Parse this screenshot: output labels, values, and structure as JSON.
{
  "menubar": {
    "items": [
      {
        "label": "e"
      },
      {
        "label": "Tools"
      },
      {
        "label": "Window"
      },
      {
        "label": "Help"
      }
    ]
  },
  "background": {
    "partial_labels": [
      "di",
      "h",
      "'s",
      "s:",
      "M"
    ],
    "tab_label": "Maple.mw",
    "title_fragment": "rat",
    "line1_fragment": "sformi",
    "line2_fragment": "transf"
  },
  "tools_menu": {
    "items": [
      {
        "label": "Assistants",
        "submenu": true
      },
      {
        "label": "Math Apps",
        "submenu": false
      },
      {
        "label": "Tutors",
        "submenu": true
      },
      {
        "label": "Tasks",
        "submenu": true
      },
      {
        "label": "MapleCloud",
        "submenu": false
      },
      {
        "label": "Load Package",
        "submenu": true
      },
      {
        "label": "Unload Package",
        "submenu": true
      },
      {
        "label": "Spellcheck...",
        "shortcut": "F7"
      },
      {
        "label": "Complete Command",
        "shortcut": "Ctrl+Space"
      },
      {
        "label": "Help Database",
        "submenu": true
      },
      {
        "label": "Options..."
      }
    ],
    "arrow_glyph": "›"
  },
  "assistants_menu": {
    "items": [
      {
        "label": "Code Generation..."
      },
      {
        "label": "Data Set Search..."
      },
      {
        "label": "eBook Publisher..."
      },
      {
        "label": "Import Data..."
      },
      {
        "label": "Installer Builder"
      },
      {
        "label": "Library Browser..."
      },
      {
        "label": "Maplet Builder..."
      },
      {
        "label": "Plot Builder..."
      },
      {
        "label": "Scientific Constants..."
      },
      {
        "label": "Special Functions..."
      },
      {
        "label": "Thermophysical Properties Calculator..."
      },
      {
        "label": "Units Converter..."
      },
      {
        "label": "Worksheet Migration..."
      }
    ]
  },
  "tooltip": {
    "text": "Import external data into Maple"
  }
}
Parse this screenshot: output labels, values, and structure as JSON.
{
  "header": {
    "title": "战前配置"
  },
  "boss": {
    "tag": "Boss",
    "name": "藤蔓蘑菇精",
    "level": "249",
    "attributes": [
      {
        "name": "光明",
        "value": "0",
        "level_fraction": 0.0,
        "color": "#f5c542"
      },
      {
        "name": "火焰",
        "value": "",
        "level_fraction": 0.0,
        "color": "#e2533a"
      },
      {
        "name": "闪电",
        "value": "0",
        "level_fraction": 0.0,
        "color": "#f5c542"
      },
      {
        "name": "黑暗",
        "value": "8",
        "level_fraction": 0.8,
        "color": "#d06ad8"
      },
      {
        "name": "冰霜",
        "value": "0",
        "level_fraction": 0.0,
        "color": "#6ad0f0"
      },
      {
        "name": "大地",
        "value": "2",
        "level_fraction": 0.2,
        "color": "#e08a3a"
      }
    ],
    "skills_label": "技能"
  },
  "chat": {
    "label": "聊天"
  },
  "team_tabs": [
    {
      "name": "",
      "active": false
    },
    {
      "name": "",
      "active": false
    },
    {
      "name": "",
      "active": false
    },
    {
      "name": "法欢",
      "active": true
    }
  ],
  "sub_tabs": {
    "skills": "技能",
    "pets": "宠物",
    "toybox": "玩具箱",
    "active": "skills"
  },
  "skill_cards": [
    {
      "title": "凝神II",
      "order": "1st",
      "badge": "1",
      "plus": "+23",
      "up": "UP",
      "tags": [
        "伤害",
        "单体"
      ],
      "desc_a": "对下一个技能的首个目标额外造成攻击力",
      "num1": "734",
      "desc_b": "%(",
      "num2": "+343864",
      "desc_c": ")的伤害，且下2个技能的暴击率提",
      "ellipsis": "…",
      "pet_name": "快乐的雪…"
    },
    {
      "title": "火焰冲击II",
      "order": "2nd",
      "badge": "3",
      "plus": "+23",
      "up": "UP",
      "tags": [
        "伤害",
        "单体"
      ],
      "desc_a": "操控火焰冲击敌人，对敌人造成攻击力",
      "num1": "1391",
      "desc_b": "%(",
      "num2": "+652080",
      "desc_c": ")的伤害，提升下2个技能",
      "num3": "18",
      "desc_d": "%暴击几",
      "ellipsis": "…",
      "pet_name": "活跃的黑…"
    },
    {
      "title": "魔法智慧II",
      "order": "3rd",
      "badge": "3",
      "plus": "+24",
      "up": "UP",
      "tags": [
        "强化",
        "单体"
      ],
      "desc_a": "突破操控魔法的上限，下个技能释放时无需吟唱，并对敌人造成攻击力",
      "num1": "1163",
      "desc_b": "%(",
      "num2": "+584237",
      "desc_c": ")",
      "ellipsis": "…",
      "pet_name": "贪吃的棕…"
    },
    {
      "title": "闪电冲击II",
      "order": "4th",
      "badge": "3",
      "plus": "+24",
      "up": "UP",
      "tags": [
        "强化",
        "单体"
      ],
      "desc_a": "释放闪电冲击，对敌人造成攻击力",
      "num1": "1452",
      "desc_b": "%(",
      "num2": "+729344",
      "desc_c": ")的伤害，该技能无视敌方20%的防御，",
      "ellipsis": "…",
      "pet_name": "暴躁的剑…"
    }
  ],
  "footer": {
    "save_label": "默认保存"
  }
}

Exercise brief
Out of the preceding entries, pull every line containing the string "Builder".

Final result
        "label": "Installer Builder"
        "label": "Maplet Builder..."
        "label": "Plot Builder..."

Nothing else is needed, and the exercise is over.